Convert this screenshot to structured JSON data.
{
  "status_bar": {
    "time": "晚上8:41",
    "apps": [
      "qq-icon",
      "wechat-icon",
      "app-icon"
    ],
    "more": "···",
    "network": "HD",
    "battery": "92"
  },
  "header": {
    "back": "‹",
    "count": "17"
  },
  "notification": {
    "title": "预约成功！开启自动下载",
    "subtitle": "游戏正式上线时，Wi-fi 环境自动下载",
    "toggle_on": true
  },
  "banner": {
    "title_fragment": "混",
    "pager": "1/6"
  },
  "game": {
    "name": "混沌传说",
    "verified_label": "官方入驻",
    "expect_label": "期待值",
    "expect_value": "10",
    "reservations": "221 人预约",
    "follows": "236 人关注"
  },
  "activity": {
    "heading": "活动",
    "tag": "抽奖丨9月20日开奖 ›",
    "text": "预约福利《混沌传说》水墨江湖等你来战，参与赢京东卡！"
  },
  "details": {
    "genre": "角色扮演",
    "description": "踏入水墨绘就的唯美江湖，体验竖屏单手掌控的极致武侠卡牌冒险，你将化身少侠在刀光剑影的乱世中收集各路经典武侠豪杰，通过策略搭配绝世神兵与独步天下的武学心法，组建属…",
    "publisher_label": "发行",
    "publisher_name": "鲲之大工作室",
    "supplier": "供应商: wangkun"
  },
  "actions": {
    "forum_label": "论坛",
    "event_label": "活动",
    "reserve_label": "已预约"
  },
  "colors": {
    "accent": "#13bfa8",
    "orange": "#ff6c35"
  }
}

————

◆ Set exercise: Please restate the data word for word, every record included.

◆ Exercise output:
Convert this screenshot to structured JSON data.
{
  "status_bar": {
    "time": "晚上8:41",
    "apps": [
      "qq-icon",
      "wechat-icon",
      "app-icon"
    ],
    "more": "···",
    "network": "HD",
    "battery": "92"
  },
  "header": {
    "back": "‹",
    "count": "17"
  },
  "notification": {
    "title": "预约成功！开启自动下载",
    "subtitle": "游戏正式上线时，Wi-fi 环境自动下载",
    "toggle_on": true
  },
  "banner": {
    "title_fragment": "混",
    "pager": "1/6"
  },
  "game": {
    "name": "混沌传说",
    "verified_label": "官方入驻",
    "expect_label": "期待值",
    "expect_value": "10",
    "reservations": "221 人预约",
    "follows": "236 人关注"
  },
  "activity": {
    "heading": "活动",
    "tag": "抽奖丨9月20日开奖 ›",
    "text": "预约福利《混沌传说》水墨江湖等你来战，参与赢京东卡！"
  },
  "details": {
    "genre": "角色扮演",
    "description": "踏入水墨绘就的唯美江湖，体验竖屏单手掌控的极致武侠卡牌冒险，你将化身少侠在刀光剑影的乱世中收集各路经典武侠豪杰，通过策略搭配绝世神兵与独步天下的武学心法，组建属…",
    "publisher_label": "发行",
    "publisher_name": "鲲之大工作室",
    "supplier": "供应商: wangkun"
  },
  "actions": {
    "forum_label": "论坛",
    "event_label": "活动",
    "reserve_label": "已预约"
  },
  "colors": {
    "accent": "#13bfa8",
    "orange": "#ff6c35"
  }
}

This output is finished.